Stored data entries:
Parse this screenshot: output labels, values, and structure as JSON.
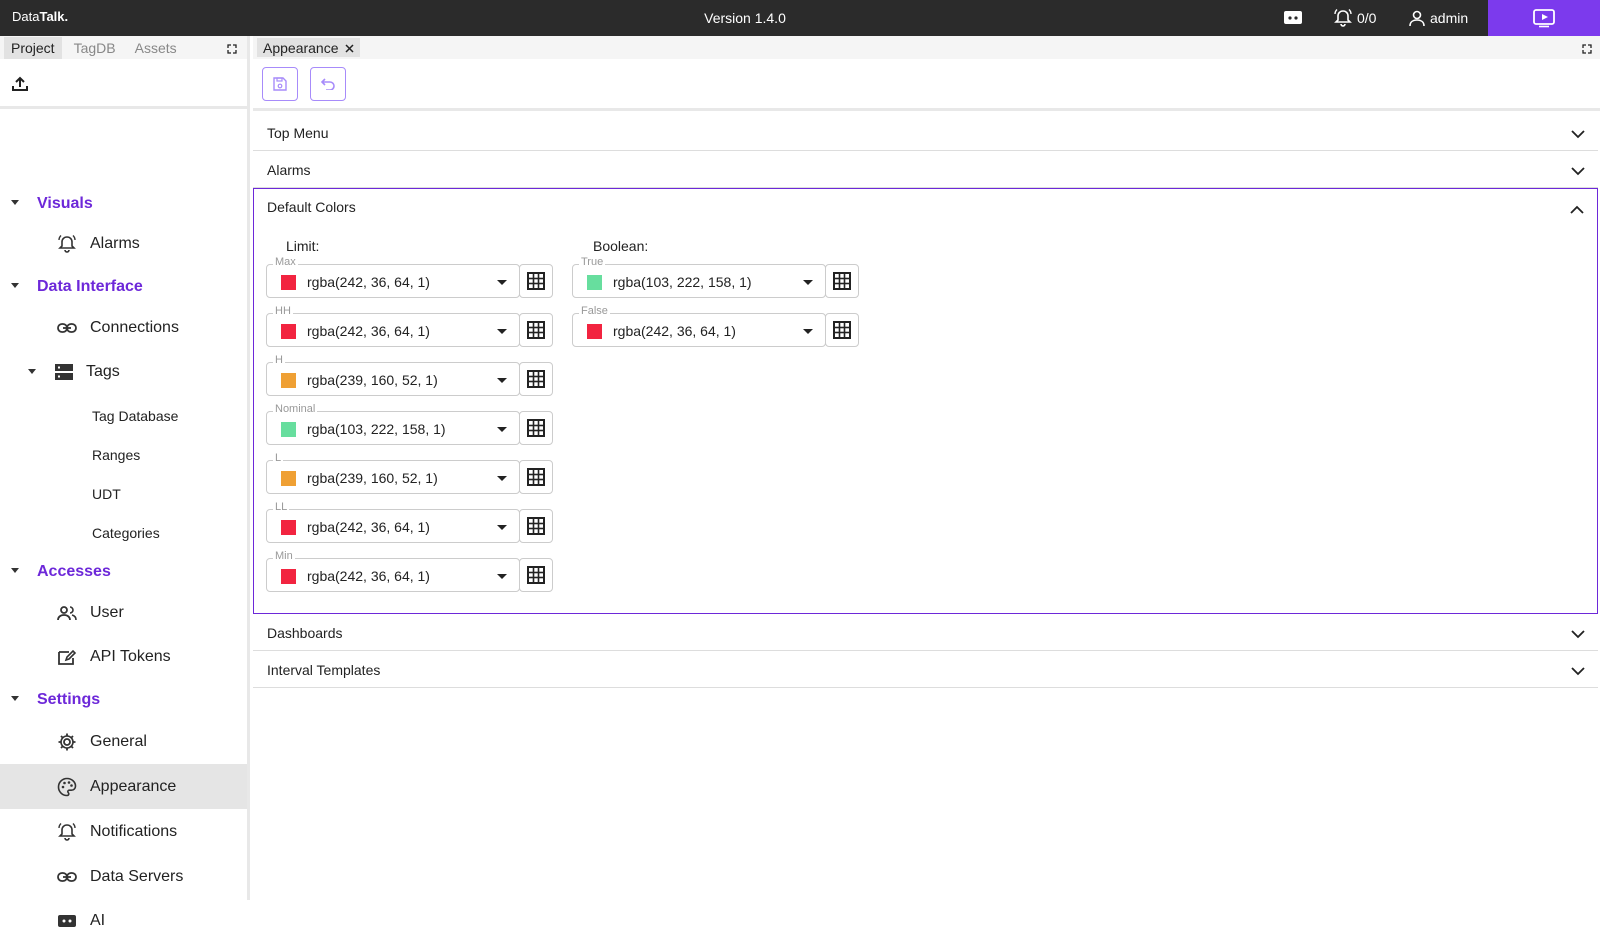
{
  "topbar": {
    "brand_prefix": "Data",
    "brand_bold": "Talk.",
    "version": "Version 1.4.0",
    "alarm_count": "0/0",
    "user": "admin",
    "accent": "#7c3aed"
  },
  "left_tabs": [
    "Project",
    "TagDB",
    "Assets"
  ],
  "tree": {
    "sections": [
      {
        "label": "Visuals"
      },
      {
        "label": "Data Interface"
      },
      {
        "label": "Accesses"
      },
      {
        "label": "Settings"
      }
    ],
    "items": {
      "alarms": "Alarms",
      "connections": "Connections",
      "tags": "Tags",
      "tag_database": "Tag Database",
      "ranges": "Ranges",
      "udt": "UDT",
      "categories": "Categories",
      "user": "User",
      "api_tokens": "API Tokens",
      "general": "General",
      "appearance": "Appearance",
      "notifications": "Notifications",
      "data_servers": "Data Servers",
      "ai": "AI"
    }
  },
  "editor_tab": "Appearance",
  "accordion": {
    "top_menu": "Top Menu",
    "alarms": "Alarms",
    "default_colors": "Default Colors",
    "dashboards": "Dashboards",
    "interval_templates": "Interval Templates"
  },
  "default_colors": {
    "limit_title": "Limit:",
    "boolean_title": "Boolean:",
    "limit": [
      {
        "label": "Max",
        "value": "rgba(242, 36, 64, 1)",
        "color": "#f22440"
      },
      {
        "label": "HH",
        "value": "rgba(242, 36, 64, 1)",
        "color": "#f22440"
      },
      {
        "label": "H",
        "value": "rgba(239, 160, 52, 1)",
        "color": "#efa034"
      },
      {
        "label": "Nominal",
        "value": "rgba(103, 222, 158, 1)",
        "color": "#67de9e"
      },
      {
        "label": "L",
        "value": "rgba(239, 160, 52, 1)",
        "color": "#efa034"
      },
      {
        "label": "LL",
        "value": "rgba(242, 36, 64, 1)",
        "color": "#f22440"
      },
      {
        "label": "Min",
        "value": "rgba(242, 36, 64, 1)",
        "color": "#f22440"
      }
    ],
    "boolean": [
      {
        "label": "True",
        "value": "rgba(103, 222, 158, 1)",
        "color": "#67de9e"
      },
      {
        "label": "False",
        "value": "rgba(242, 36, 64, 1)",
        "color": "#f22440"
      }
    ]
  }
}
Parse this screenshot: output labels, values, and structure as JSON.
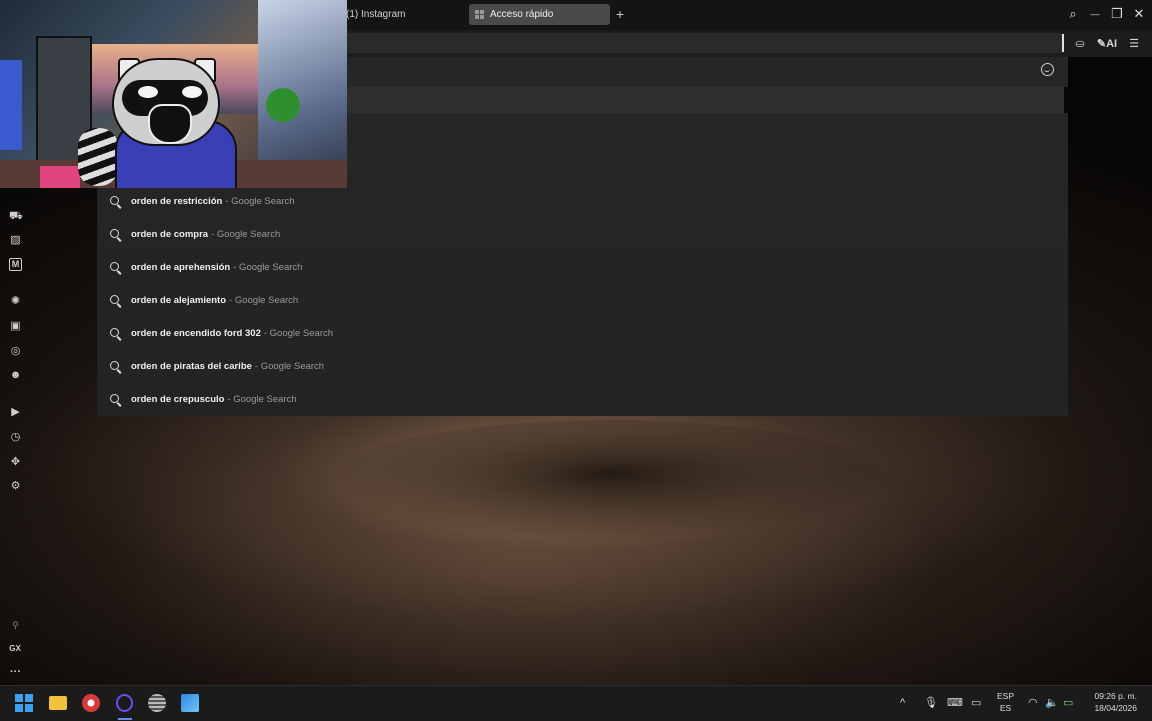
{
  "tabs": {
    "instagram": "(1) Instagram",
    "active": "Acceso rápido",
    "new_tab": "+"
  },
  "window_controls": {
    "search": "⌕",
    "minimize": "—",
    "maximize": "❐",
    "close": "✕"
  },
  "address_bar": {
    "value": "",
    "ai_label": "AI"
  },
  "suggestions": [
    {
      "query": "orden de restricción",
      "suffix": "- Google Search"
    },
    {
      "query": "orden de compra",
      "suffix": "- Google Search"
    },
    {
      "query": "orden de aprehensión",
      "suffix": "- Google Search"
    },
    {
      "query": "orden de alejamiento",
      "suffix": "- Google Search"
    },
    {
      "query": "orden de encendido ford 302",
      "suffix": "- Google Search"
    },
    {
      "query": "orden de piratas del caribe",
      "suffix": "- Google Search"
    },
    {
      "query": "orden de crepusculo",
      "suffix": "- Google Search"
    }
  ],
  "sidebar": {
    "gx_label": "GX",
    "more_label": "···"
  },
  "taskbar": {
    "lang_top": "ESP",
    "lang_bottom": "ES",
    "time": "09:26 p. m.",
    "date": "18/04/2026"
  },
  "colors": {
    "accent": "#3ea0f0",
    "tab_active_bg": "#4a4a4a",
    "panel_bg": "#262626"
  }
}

• _What to produce_:
Your task is to reproduce all of the material exactly. The pictures stay out.

• _Written response_:
Parse this screenshot: output labels, values, and structure as JSON.
{
  "topbar": {
    "brand_prefix": "Data",
    "brand_bold": "Talk.",
    "version": "Version 1.4.0",
    "alarm_count": "0/0",
    "user": "admin",
    "accent": "#7c3aed"
  },
  "left_tabs": [
    "Project",
    "TagDB",
    "Assets"
  ],
  "tree": {
    "sections": [
      {
        "label": "Visuals"
      },
      {
        "label": "Data Interface"
      },
      {
        "label": "Accesses"
      },
      {
        "label": "Settings"
      }
    ],
    "items": {
      "alarms": "Alarms",
      "connections": "Connections",
      "tags": "Tags",
      "tag_database": "Tag Database",
      "ranges": "Ranges",
      "udt": "UDT",
      "categories": "Categories",
      "user": "User",
      "api_tokens": "API Tokens",
      "general": "General",
      "appearance": "Appearance",
      "notifications": "Notifications",
      "data_servers": "Data Servers",
      "ai": "AI"
    }
  },
  "editor_tab": "Appearance",
  "accordion": {
    "top_menu": "Top Menu",
    "alarms": "Alarms",
    "default_colors": "Default Colors",
    "dashboards": "Dashboards",
    "interval_templates": "Interval Templates"
  },
  "default_colors": {
    "limit_title": "Limit:",
    "boolean_title": "Boolean:",
    "limit": [
      {
        "label": "Max",
        "value": "rgba(242, 36, 64, 1)",
        "color": "#f22440"
      },
      {
        "label": "HH",
        "value": "rgba(242, 36, 64, 1)",
        "color": "#f22440"
      },
      {
        "label": "H",
        "value": "rgba(239, 160, 52, 1)",
        "color": "#efa034"
      },
      {
        "label": "Nominal",
        "value": "rgba(103, 222, 158, 1)",
        "color": "#67de9e"
      },
      {
        "label": "L",
        "value": "rgba(239, 160, 52, 1)",
        "color": "#efa034"
      },
      {
        "label": "LL",
        "value": "rgba(242, 36, 64, 1)",
        "color": "#f22440"
      },
      {
        "label": "Min",
        "value": "rgba(242, 36, 64, 1)",
        "color": "#f22440"
      }
    ],
    "boolean": [
      {
        "label": "True",
        "value": "rgba(103, 222, 158, 1)",
        "color": "#67de9e"
      },
      {
        "label": "False",
        "value": "rgba(242, 36, 64, 1)",
        "color": "#f22440"
      }
    ]
  }
}
Parse this screenshot: output labels, values, and structure as JSON.
{
  "tabs": {
    "instagram": "(1) Instagram",
    "active": "Acceso rápido",
    "new_tab": "+"
  },
  "window_controls": {
    "search": "⌕",
    "minimize": "—",
    "maximize": "❐",
    "close": "✕"
  },
  "address_bar": {
    "value": "",
    "ai_label": "AI"
  },
  "suggestions": [
    {
      "query": "orden de restricción",
      "suffix": "- Google Search"
    },
    {
      "query": "orden de compra",
      "suffix": "- Google Search"
    },
    {
      "query": "orden de aprehensión",
      "suffix": "- Google Search"
    },
    {
      "query": "orden de alejamiento",
      "suffix": "- Google Search"
    },
    {
      "query": "orden de encendido ford 302",
      "suffix": "- Google Search"
    },
    {
      "query": "orden de piratas del caribe",
      "suffix": "- Google Search"
    },
    {
      "query": "orden de crepusculo",
      "suffix": "- Google Search"
    }
  ],
  "sidebar": {
    "gx_label": "GX",
    "more_label": "···"
  },
  "taskbar": {
    "lang_top": "ESP",
    "lang_bottom": "ES",
    "time": "09:26 p. m.",
    "date": "18/04/2026"
  },
  "colors": {
    "accent": "#3ea0f0",
    "tab_active_bg": "#4a4a4a",
    "panel_bg": "#262626"
  }
}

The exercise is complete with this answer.